=== Raw records ===

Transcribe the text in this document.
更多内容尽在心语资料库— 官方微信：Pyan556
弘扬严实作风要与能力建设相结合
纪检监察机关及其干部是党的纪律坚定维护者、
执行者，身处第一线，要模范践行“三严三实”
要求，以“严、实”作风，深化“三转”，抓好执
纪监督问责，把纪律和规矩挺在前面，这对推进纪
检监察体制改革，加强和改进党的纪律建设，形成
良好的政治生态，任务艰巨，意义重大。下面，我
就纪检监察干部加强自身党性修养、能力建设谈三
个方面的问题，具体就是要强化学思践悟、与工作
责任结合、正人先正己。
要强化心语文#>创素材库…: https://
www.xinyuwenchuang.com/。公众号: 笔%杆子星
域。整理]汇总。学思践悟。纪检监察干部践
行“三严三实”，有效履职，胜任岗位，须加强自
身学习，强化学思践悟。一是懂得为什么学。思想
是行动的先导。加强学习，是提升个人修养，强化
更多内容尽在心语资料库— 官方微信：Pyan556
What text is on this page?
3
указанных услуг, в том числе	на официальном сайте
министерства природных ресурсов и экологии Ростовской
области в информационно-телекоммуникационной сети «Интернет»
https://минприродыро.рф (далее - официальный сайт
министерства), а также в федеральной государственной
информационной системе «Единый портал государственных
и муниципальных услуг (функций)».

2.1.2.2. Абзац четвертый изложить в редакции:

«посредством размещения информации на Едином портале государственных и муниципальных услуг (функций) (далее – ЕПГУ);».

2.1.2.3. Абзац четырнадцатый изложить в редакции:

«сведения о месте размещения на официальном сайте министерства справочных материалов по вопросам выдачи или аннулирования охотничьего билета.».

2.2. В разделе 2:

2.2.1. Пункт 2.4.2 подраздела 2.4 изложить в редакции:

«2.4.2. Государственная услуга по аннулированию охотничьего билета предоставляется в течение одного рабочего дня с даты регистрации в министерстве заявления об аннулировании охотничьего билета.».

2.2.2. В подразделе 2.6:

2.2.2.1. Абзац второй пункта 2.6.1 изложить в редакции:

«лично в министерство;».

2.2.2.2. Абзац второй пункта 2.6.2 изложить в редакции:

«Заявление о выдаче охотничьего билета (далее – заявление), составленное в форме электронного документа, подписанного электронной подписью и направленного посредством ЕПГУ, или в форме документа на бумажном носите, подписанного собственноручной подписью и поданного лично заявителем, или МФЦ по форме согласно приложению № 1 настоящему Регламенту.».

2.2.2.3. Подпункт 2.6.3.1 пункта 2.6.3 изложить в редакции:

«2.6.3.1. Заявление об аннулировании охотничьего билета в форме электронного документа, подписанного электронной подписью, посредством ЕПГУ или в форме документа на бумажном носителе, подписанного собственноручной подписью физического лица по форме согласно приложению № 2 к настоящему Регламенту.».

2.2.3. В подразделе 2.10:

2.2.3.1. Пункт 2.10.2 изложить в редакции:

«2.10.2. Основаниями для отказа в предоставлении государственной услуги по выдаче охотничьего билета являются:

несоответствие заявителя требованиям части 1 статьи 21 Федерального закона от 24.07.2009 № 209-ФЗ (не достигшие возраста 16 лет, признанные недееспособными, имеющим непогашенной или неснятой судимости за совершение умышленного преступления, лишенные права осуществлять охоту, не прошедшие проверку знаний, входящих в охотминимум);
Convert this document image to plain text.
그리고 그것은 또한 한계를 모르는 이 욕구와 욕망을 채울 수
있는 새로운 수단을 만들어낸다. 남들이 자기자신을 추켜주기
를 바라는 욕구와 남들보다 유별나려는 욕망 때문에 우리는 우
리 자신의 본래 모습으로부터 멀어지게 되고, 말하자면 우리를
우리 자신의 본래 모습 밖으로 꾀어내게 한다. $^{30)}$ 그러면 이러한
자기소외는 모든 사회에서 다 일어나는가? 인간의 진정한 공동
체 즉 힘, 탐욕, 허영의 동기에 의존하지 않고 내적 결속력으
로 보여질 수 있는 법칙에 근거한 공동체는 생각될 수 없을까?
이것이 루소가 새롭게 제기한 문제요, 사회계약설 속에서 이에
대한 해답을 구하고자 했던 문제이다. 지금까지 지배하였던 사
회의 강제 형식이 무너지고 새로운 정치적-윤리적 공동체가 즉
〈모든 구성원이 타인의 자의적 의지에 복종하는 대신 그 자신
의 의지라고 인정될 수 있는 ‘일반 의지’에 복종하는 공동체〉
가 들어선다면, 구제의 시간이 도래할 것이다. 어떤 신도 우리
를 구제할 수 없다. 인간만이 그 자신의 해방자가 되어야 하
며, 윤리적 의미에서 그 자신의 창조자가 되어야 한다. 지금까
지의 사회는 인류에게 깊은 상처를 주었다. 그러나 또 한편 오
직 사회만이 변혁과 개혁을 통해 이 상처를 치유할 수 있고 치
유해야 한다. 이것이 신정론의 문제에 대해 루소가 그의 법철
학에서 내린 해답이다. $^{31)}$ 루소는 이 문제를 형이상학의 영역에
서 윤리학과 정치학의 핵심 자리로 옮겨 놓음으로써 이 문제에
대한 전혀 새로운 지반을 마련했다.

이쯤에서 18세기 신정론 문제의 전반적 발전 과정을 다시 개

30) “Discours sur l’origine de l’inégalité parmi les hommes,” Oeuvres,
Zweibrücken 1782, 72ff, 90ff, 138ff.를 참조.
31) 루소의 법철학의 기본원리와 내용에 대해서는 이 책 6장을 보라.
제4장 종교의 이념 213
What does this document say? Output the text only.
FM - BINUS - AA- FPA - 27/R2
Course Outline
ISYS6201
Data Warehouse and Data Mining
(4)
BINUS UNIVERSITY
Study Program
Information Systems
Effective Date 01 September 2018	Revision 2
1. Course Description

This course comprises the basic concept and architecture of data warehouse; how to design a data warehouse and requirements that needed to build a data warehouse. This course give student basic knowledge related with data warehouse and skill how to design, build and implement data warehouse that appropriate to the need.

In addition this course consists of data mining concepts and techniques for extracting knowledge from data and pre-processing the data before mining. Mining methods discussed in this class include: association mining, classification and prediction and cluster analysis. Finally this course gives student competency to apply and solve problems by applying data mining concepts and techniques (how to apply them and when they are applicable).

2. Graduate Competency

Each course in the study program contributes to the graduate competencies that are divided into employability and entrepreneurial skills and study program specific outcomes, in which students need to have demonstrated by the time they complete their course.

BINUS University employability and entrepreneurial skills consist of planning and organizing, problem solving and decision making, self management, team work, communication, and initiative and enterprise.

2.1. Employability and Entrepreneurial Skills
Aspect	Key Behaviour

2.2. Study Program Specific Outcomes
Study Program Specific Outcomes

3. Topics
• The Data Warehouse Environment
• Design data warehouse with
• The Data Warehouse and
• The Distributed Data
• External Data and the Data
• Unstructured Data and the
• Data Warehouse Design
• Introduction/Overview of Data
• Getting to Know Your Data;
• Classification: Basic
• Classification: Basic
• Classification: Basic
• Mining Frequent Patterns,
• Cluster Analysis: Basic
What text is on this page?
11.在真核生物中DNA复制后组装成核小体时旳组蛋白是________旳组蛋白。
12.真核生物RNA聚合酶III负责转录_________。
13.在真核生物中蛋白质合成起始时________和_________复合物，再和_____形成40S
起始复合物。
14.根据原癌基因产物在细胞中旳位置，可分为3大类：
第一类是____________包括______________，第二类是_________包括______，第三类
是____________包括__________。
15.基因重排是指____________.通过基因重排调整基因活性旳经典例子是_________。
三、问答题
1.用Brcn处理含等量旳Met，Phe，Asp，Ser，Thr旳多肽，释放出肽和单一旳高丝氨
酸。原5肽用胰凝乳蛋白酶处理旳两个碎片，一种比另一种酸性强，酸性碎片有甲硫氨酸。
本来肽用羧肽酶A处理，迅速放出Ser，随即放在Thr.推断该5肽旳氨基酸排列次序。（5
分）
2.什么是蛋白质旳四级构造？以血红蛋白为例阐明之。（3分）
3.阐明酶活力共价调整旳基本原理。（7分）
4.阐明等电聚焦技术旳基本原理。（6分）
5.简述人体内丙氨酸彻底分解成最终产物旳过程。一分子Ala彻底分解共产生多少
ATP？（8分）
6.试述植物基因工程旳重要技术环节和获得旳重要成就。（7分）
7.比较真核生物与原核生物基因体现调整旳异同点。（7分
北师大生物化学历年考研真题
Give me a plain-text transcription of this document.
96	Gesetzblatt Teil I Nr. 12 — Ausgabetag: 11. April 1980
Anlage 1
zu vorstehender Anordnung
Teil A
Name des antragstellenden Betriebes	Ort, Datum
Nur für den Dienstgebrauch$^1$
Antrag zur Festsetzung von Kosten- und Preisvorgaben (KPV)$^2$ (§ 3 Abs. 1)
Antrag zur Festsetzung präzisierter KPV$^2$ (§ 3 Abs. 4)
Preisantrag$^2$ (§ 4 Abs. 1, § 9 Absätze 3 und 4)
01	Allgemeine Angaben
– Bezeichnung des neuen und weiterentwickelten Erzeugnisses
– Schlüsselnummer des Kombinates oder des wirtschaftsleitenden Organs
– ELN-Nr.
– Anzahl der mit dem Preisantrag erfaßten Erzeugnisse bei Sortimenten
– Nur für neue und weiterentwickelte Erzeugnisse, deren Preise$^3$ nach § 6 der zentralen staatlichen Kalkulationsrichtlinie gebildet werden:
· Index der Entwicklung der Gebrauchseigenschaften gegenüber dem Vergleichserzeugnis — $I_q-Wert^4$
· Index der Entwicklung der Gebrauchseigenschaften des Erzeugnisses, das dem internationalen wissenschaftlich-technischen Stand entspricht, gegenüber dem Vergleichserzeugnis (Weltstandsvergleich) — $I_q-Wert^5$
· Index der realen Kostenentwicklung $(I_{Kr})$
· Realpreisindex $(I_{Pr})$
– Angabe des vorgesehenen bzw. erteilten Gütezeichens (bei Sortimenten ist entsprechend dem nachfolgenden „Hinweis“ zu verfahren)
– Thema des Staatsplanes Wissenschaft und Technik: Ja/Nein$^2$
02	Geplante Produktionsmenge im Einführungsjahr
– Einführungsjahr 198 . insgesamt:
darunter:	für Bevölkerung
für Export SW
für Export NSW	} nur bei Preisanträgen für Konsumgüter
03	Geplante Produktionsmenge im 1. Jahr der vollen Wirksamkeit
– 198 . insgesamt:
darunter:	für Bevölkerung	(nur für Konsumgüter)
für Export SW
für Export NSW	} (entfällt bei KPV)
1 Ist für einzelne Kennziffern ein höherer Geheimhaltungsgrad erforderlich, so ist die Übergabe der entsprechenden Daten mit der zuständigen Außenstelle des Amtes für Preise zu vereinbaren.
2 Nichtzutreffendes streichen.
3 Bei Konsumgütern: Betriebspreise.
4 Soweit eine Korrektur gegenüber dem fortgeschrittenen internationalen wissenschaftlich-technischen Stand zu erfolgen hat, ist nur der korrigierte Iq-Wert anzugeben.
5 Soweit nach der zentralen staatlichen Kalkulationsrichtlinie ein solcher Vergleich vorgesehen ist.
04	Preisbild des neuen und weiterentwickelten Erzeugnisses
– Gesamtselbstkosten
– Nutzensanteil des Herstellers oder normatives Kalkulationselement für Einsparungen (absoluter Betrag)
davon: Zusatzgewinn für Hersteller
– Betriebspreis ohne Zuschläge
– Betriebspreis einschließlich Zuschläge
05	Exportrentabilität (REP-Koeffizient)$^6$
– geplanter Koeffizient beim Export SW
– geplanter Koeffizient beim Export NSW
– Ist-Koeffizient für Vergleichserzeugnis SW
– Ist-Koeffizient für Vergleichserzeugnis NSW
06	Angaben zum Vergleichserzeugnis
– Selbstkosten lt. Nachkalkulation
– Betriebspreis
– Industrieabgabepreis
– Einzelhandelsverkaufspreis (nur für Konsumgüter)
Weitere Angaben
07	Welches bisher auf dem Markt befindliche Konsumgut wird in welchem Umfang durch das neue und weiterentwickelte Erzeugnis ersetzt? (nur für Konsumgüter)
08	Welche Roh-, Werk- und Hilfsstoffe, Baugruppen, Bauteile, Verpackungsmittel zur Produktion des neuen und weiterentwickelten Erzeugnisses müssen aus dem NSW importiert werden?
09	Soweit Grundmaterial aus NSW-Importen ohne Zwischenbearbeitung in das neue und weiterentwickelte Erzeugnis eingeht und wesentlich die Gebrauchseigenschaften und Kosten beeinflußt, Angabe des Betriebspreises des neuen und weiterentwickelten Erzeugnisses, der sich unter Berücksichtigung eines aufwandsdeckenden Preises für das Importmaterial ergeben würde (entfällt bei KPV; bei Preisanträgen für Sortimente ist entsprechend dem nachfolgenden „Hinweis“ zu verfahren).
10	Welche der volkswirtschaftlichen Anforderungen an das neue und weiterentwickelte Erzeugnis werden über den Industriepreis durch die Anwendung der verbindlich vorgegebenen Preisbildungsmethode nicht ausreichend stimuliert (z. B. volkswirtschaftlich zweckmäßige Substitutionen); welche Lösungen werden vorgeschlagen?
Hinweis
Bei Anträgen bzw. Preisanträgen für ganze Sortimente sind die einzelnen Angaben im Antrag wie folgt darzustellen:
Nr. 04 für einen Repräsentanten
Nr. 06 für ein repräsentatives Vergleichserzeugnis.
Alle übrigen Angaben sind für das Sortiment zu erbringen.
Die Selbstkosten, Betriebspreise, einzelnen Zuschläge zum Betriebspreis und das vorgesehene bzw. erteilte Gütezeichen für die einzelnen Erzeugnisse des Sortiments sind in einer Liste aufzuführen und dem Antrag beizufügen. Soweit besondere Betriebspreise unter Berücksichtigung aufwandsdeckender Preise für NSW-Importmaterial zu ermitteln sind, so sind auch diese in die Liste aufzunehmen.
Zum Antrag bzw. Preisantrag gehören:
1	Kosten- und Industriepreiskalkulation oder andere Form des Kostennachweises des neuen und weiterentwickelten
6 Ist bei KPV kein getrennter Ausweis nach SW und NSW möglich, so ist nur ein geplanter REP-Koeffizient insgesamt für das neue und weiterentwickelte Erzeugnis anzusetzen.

===

Problem description - Pull every line containing "сайте" out of the data above.

Expected output -
указанных услуг, в том числе	на официальном сайте
«сведения о месте размещения на официальном сайте министерства справочных материалов по вопросам выдачи или аннулирования охотничьего билета.».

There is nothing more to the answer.